STATED EXERCISE ▸ Nothing in the data should change when you return it, but leave the pictures out.

DATA FOR THE TASK ▸
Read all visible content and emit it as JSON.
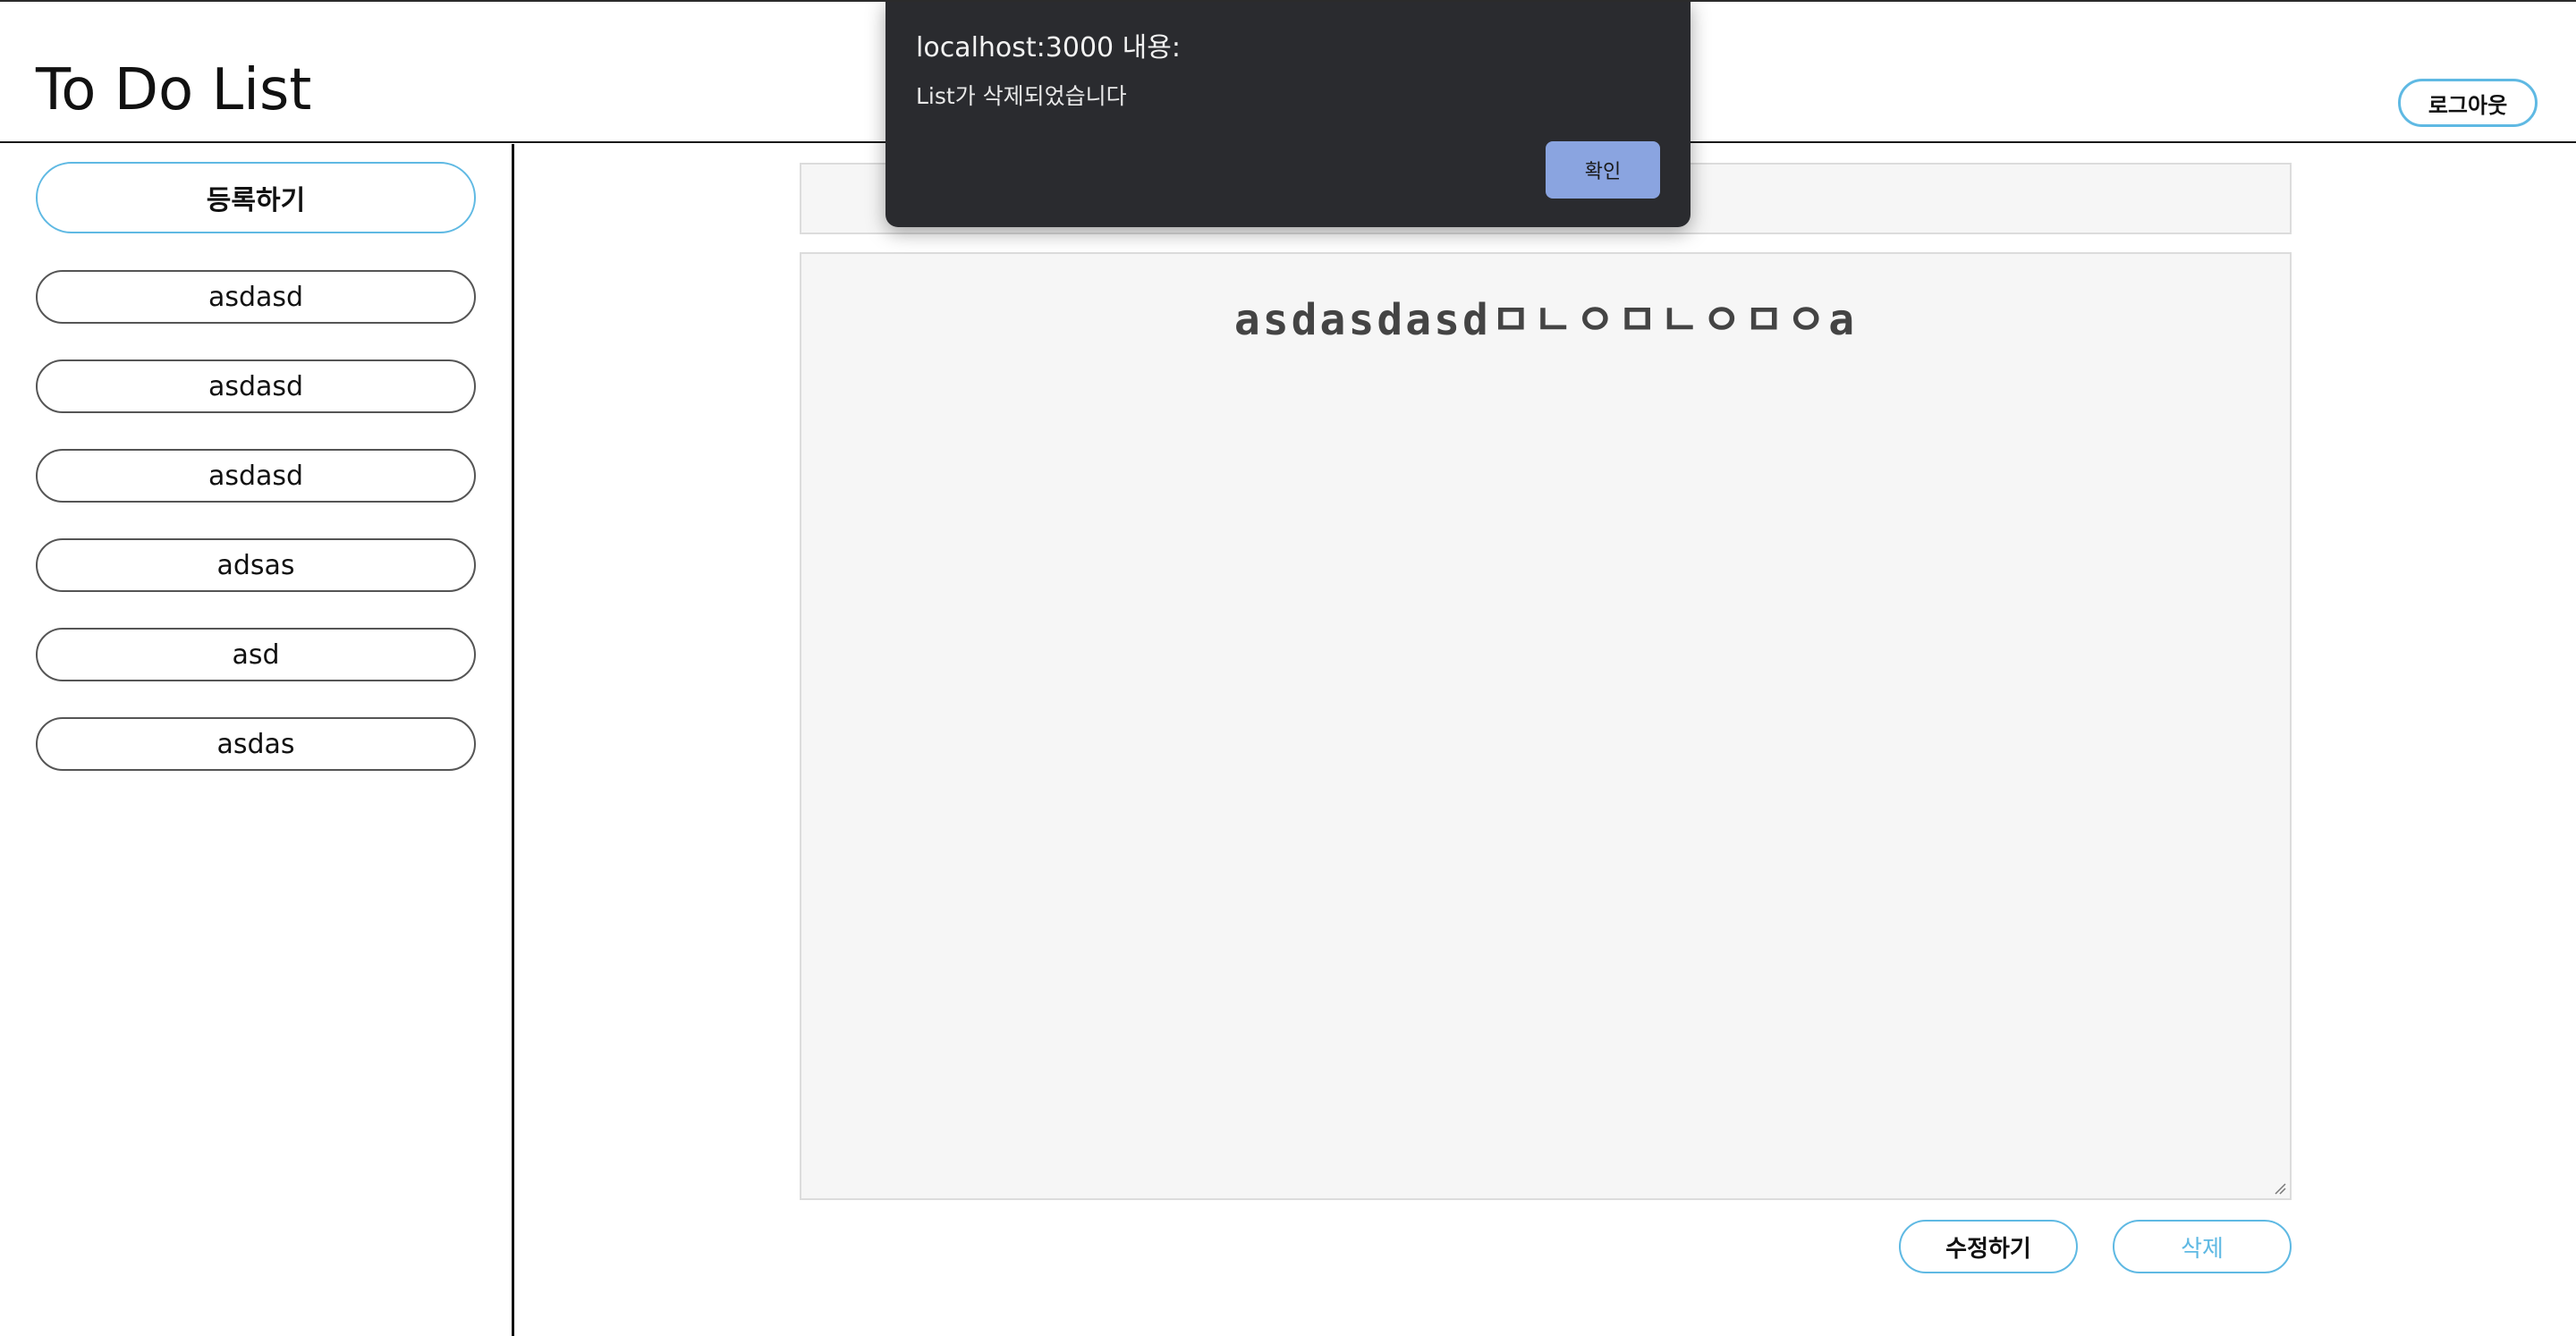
{
  "header": {
    "title": "To Do List",
    "logout_label": "로그아웃"
  },
  "sidebar": {
    "register_label": "등록하기",
    "items": [
      {
        "label": "asdasd"
      },
      {
        "label": "asdasd"
      },
      {
        "label": "asdasd"
      },
      {
        "label": "adsas"
      },
      {
        "label": "asd"
      },
      {
        "label": "asdas"
      }
    ]
  },
  "main": {
    "title_value": "",
    "content_value": "asdasdasdㅁㄴㅇㅁㄴㅇㅁㅇa",
    "edit_label": "수정하기",
    "delete_label": "삭제"
  },
  "alert": {
    "title": "localhost:3000 내용:",
    "message": "List가 삭제되었습니다",
    "ok_label": "확인"
  },
  "colors": {
    "accent": "#5fb9e3",
    "dialog_bg": "#2a2b2f",
    "dialog_button": "#8aa4e0"
  }
}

RESPONSE ▸
Read all visible content and emit it as JSON.
{
  "header": {
    "title": "To Do List",
    "logout_label": "로그아웃"
  },
  "sidebar": {
    "register_label": "등록하기",
    "items": [
      {
        "label": "asdasd"
      },
      {
        "label": "asdasd"
      },
      {
        "label": "asdasd"
      },
      {
        "label": "adsas"
      },
      {
        "label": "asd"
      },
      {
        "label": "asdas"
      }
    ]
  },
  "main": {
    "title_value": "",
    "content_value": "asdasdasdㅁㄴㅇㅁㄴㅇㅁㅇa",
    "edit_label": "수정하기",
    "delete_label": "삭제"
  },
  "alert": {
    "title": "localhost:3000 내용:",
    "message": "List가 삭제되었습니다",
    "ok_label": "확인"
  },
  "colors": {
    "accent": "#5fb9e3",
    "dialog_bg": "#2a2b2f",
    "dialog_button": "#8aa4e0"
  }
}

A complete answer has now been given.